(Recorded data)
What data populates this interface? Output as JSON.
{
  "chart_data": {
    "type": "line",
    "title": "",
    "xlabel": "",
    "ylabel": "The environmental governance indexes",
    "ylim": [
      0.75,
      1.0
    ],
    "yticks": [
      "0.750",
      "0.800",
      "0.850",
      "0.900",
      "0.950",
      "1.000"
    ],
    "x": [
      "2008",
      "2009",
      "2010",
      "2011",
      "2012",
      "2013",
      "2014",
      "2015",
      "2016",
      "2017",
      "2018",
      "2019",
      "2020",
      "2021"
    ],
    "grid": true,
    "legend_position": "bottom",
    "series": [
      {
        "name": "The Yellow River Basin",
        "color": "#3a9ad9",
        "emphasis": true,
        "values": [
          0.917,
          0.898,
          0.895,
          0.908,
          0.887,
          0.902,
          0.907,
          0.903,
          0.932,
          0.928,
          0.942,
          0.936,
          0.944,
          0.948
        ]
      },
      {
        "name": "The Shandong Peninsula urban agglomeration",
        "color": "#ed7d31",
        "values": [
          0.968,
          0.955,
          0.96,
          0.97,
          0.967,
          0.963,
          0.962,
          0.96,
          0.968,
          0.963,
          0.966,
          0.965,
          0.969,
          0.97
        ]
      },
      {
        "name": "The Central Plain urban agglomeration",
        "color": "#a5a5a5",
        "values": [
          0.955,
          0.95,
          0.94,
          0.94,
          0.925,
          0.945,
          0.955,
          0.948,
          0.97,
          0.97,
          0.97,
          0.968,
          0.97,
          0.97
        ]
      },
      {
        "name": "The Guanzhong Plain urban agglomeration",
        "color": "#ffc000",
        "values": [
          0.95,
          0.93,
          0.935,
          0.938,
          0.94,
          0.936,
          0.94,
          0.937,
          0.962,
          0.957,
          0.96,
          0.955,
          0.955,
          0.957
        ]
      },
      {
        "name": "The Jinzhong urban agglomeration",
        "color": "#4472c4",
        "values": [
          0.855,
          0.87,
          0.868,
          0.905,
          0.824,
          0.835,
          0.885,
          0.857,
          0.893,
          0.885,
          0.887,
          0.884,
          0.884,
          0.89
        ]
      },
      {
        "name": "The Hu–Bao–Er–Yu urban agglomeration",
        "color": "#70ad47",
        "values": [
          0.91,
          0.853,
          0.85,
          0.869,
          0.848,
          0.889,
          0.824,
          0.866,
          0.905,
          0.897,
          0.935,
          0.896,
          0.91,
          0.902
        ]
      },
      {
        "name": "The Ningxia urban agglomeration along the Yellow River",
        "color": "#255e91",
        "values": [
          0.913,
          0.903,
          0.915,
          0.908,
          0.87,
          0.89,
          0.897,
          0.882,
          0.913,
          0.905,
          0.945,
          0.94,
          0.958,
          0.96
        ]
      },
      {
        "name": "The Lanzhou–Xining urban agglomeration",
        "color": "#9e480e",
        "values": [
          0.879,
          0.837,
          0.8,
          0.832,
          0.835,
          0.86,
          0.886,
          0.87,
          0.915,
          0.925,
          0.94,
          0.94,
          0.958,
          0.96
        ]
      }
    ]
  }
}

Short exercise:
Without leaving anything out, quote all the data.

Complete answer:
What data populates this interface? Output as JSON.
{
  "chart_data": {
    "type": "line",
    "title": "",
    "xlabel": "",
    "ylabel": "The environmental governance indexes",
    "ylim": [
      0.75,
      1.0
    ],
    "yticks": [
      "0.750",
      "0.800",
      "0.850",
      "0.900",
      "0.950",
      "1.000"
    ],
    "x": [
      "2008",
      "2009",
      "2010",
      "2011",
      "2012",
      "2013",
      "2014",
      "2015",
      "2016",
      "2017",
      "2018",
      "2019",
      "2020",
      "2021"
    ],
    "grid": true,
    "legend_position": "bottom",
    "series": [
      {
        "name": "The Yellow River Basin",
        "color": "#3a9ad9",
        "emphasis": true,
        "values": [
          0.917,
          0.898,
          0.895,
          0.908,
          0.887,
          0.902,
          0.907,
          0.903,
          0.932,
          0.928,
          0.942,
          0.936,
          0.944,
          0.948
        ]
      },
      {
        "name": "The Shandong Peninsula urban agglomeration",
        "color": "#ed7d31",
        "values": [
          0.968,
          0.955,
          0.96,
          0.97,
          0.967,
          0.963,
          0.962,
          0.96,
          0.968,
          0.963,
          0.966,
          0.965,
          0.969,
          0.97
        ]
      },
      {
        "name": "The Central Plain urban agglomeration",
        "color": "#a5a5a5",
        "values": [
          0.955,
          0.95,
          0.94,
          0.94,
          0.925,
          0.945,
          0.955,
          0.948,
          0.97,
          0.97,
          0.97,
          0.968,
          0.97,
          0.97
        ]
      },
      {
        "name": "The Guanzhong Plain urban agglomeration",
        "color": "#ffc000",
        "values": [
          0.95,
          0.93,
          0.935,
          0.938,
          0.94,
          0.936,
          0.94,
          0.937,
          0.962,
          0.957,
          0.96,
          0.955,
          0.955,
          0.957
        ]
      },
      {
        "name": "The Jinzhong urban agglomeration",
        "color": "#4472c4",
        "values": [
          0.855,
          0.87,
          0.868,
          0.905,
          0.824,
          0.835,
          0.885,
          0.857,
          0.893,
          0.885,
          0.887,
          0.884,
          0.884,
          0.89
        ]
      },
      {
        "name": "The Hu–Bao–Er–Yu urban agglomeration",
        "color": "#70ad47",
        "values": [
          0.91,
          0.853,
          0.85,
          0.869,
          0.848,
          0.889,
          0.824,
          0.866,
          0.905,
          0.897,
          0.935,
          0.896,
          0.91,
          0.902
        ]
      },
      {
        "name": "The Ningxia urban agglomeration along the Yellow River",
        "color": "#255e91",
        "values": [
          0.913,
          0.903,
          0.915,
          0.908,
          0.87,
          0.89,
          0.897,
          0.882,
          0.913,
          0.905,
          0.945,
          0.94,
          0.958,
          0.96
        ]
      },
      {
        "name": "The Lanzhou–Xining urban agglomeration",
        "color": "#9e480e",
        "values": [
          0.879,
          0.837,
          0.8,
          0.832,
          0.835,
          0.86,
          0.886,
          0.87,
          0.915,
          0.925,
          0.94,
          0.94,
          0.958,
          0.96
        ]
      }
    ]
  }
}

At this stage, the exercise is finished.